:: Task to complete ::
Please copy out, word for word, the rows from the one containing "gene-label: A bbox=[188, 275, 196, 287]" through the one containing "q2-option: D.基因是具有遗传效应的DNA片段。 bbox=[89, 773, 338, 789]", both included.

******

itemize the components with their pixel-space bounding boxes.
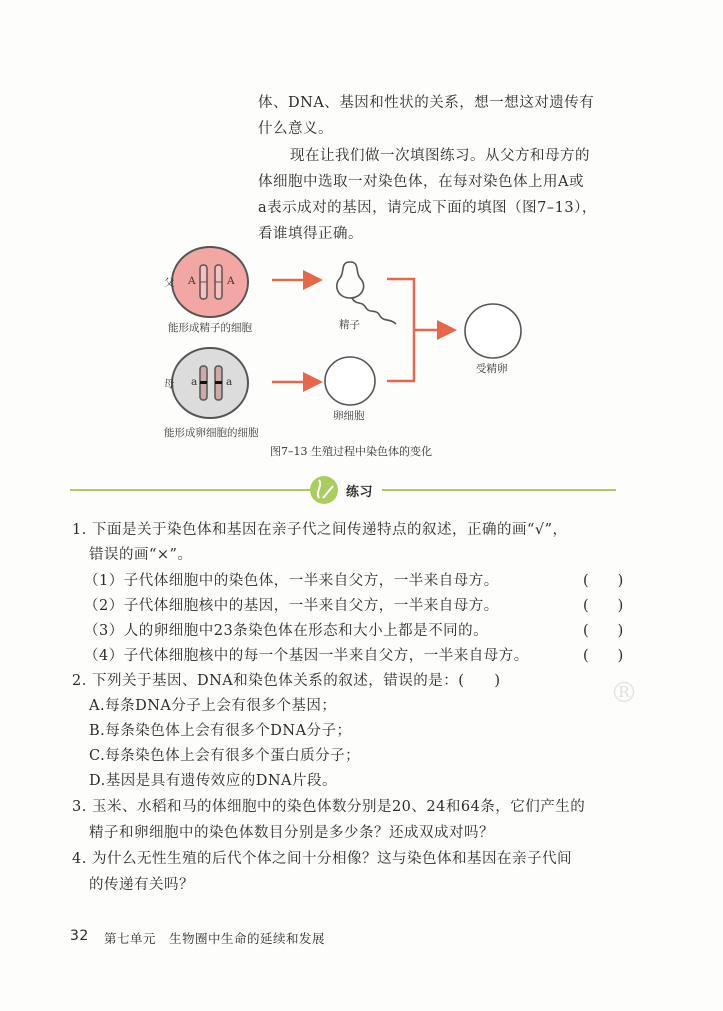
gene-label: A bbox=[188, 275, 196, 287]
answer-blank[interactable]: ( ) bbox=[583, 623, 624, 639]
question-3-cont: 精子和卵细胞中的染色体数目分别是多少条？还成双成对吗？ bbox=[89, 825, 494, 841]
text-line: 体、DNA、基因和性状的关系，想一想这对遗传有 bbox=[258, 95, 595, 111]
q2-option: B.每条染色体上会有很多个DNA分子； bbox=[89, 723, 352, 739]
q1-item: （1）子代体细胞中的染色体，一半来自父方，一半来自母方。 bbox=[84, 573, 499, 589]
figure-7-13 bbox=[0, 0, 723, 470]
watermark: ® bbox=[610, 676, 639, 709]
q2-option: D.基因是具有遗传效应的DNA片段。 bbox=[89, 773, 338, 789]
sperm bbox=[337, 262, 396, 324]
sperm-forming-cell bbox=[172, 247, 248, 317]
exercise-title: 练习 bbox=[346, 485, 374, 500]
gene-label: a bbox=[191, 376, 198, 388]
divider bbox=[70, 489, 310, 491]
page-number: 32 bbox=[70, 928, 89, 944]
zygote bbox=[465, 304, 521, 358]
question-3: 3. 玉米、水稻和马的体细胞中的染色体数分别是20、24和64条，它们产生的 bbox=[72, 799, 586, 815]
text-line: 什么意义。 bbox=[258, 121, 333, 137]
text-line: a表示成对的基因，请完成下面的填图（图7–13）， bbox=[258, 200, 597, 216]
egg-label: 卵细胞 bbox=[333, 410, 365, 422]
q1-item: （2）子代体细胞核中的基因，一半来自父方，一半来自母方。 bbox=[84, 598, 499, 614]
zygote-label: 受精卵 bbox=[476, 363, 508, 375]
question-4-cont: 的传递有关吗？ bbox=[89, 877, 194, 893]
divider bbox=[382, 489, 616, 491]
q1-item: （3）人的卵细胞中23条染色体在形态和大小上都是不同的。 bbox=[84, 623, 489, 639]
gene-label: A bbox=[227, 275, 235, 287]
question-2: 2. 下列关于基因、DNA和染色体关系的叙述，错误的是：( ) bbox=[72, 673, 501, 689]
mother-label: 母 bbox=[164, 378, 175, 390]
sperm-cell-label: 能形成精子的细胞 bbox=[168, 322, 252, 334]
q2-option: A.每条DNA分子上会有很多个基因； bbox=[89, 698, 337, 714]
question-1: 1. 下面是关于染色体和基因在亲子代之间传递特点的叙述，正确的画“√”， bbox=[72, 522, 568, 538]
egg-forming-cell bbox=[172, 348, 248, 418]
sperm-label: 精子 bbox=[339, 319, 360, 331]
pen-icon bbox=[309, 474, 341, 506]
text-line: 现在让我们做一次填图练习。从父方和母方的 bbox=[290, 148, 590, 164]
egg-cell bbox=[325, 357, 375, 405]
text-line: 体细胞中选取一对染色体，在每对染色体上用A或 bbox=[258, 174, 584, 190]
unit-title: 第七单元 生物圈中生命的延续和发展 bbox=[104, 931, 326, 946]
merge-bracket bbox=[387, 279, 448, 381]
answer-blank[interactable]: ( ) bbox=[583, 648, 624, 664]
egg-cell-label: 能形成卵细胞的细胞 bbox=[164, 427, 259, 439]
father-label: 父 bbox=[164, 277, 175, 289]
answer-blank[interactable]: ( ) bbox=[583, 598, 624, 614]
answer-blank[interactable]: ( ) bbox=[583, 573, 624, 589]
gene-label: a bbox=[226, 376, 233, 388]
q2-option: C.每条染色体上会有很多个蛋白质分子； bbox=[89, 748, 361, 764]
figure-caption: 图7–13 生殖过程中染色体的变化 bbox=[270, 445, 432, 458]
q1-item: （4）子代体细胞核中的每一个基因一半来自父方，一半来自母方。 bbox=[84, 648, 529, 664]
text-line: 看谁填得正确。 bbox=[258, 226, 363, 242]
question-4: 4. 为什么无性生殖的后代个体之间十分相像？这与染色体和基因在亲子代间 bbox=[72, 851, 572, 867]
question-1-cont: 错误的画“×”。 bbox=[89, 547, 193, 563]
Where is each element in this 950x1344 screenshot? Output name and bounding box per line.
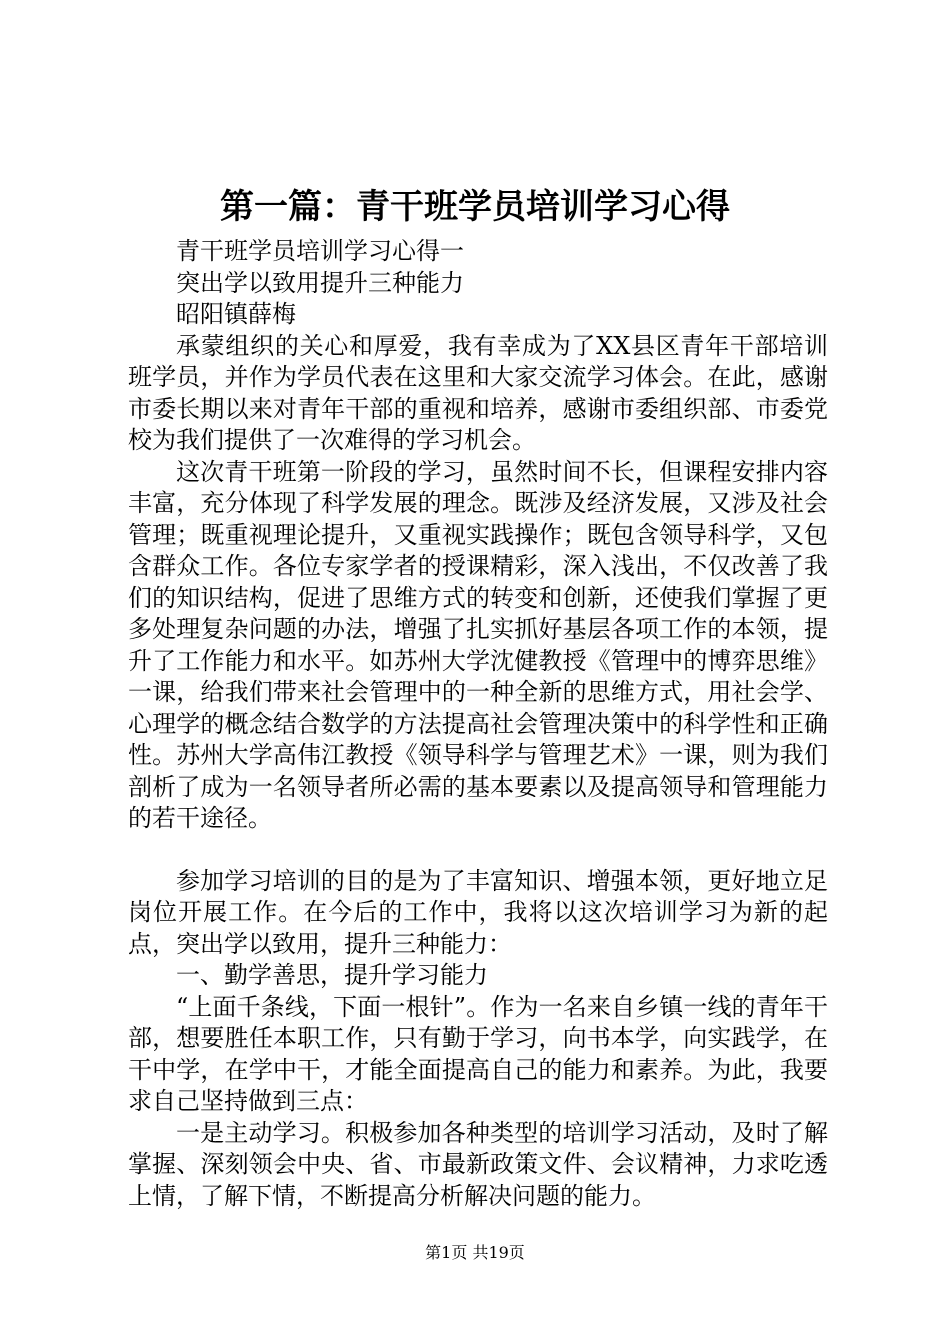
section-heading: 一、勤学善思，提升学习能力 (176, 961, 488, 989)
document-body (128, 236, 828, 1212)
body-paragraph: “上面千条线，下面一根针”。作为一名来自乡镇一线的青年干部，想要胜任本职工作，只有勤于学习，向书本学，向实践学，在干中学，在学中干，才能全面提高自己的能力和素养。为此，我要求自己坚持做到三点： (128, 992, 828, 1115)
document-title: 第一篇：青干班学员培训学习心得 (220, 187, 730, 227)
body-paragraph: 一是主动学习。积极参加各种类型的培训学习活动，及时了解掌握、深刻领会中央、省、市最新政策文件、会议精神，力求吃透上情，了解下情，不断提高分析解决问题的能力。 (128, 1118, 828, 1210)
body-paragraph: 参加学习培训的目的是为了丰富知识、增强本领，更好地立足岗位开展工作。在今后的工作中，我将以这次培训学习为新的起点，突出学以致用，提升三种能力： (128, 866, 828, 958)
subtitle-line: 青干班学员培训学习心得一 (176, 237, 464, 265)
body-paragraph: 这次青干班第一阶段的学习，虽然时间不长，但课程安排内容丰富，充分体现了科学发展的理念。既涉及经济发展，又涉及社会管理；既重视理论提升，又重视实践操作；既包含领导科学，又包含群众工作。各位专家学者的授课精彩，深入浅出，不仅改善了我们的知识结构，促进了思维方式的转变和创新，还使我们掌握了更多处理复杂问题的办法，增强了扎实抓好基层各项工作的本领，提升了工作能力和水平。如苏州大学沈健教授《管理中的博弈思维》一课，给我们带来社会管理中的一种全新的思维方式，用社会学、心理学的概念结合数学的方法提高社会管理决策中的科学性和正确性。苏州大学高伟江教授《领导科学与管理艺术》一课，则为我们剖析了成为一名领导者所必需的基本要素以及提高领导和管理能力的若干途径。 (128, 457, 828, 832)
subtitle-line: 突出学以致用提升三种能力 (176, 268, 464, 297)
page-number-footer: 第1页 共19页 (425, 1243, 525, 1262)
author-line: 昭阳镇薛梅 (176, 300, 296, 328)
body-paragraph: 承蒙组织的关心和厚爱，我有幸成为了XX县区青年干部培训班学员，并作为学员代表在这里和大家交流学习体会。在此，感谢市委长期以来对青年干部的重视和培养，感谢市委组织部、市委党校为我们提供了一次难得的学习机会。 (128, 331, 828, 454)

******

:: Answer to this exercise ::
gene-label: A bbox=[188, 275, 196, 287]
answer-blank[interactable]: ( ) bbox=[583, 623, 624, 639]
question-3-cont: 精子和卵细胞中的染色体数目分别是多少条？还成双成对吗？ bbox=[89, 825, 494, 841]
text-line: 体、DNA、基因和性状的关系，想一想这对遗传有 bbox=[258, 95, 595, 111]
q2-option: B.每条染色体上会有很多个DNA分子； bbox=[89, 723, 352, 739]
q1-item: （1）子代体细胞中的染色体，一半来自父方，一半来自母方。 bbox=[84, 573, 499, 589]
figure-7-13 bbox=[0, 0, 723, 470]
watermark: ® bbox=[610, 676, 639, 709]
q2-option: D.基因是具有遗传效应的DNA片段。 bbox=[89, 773, 338, 789]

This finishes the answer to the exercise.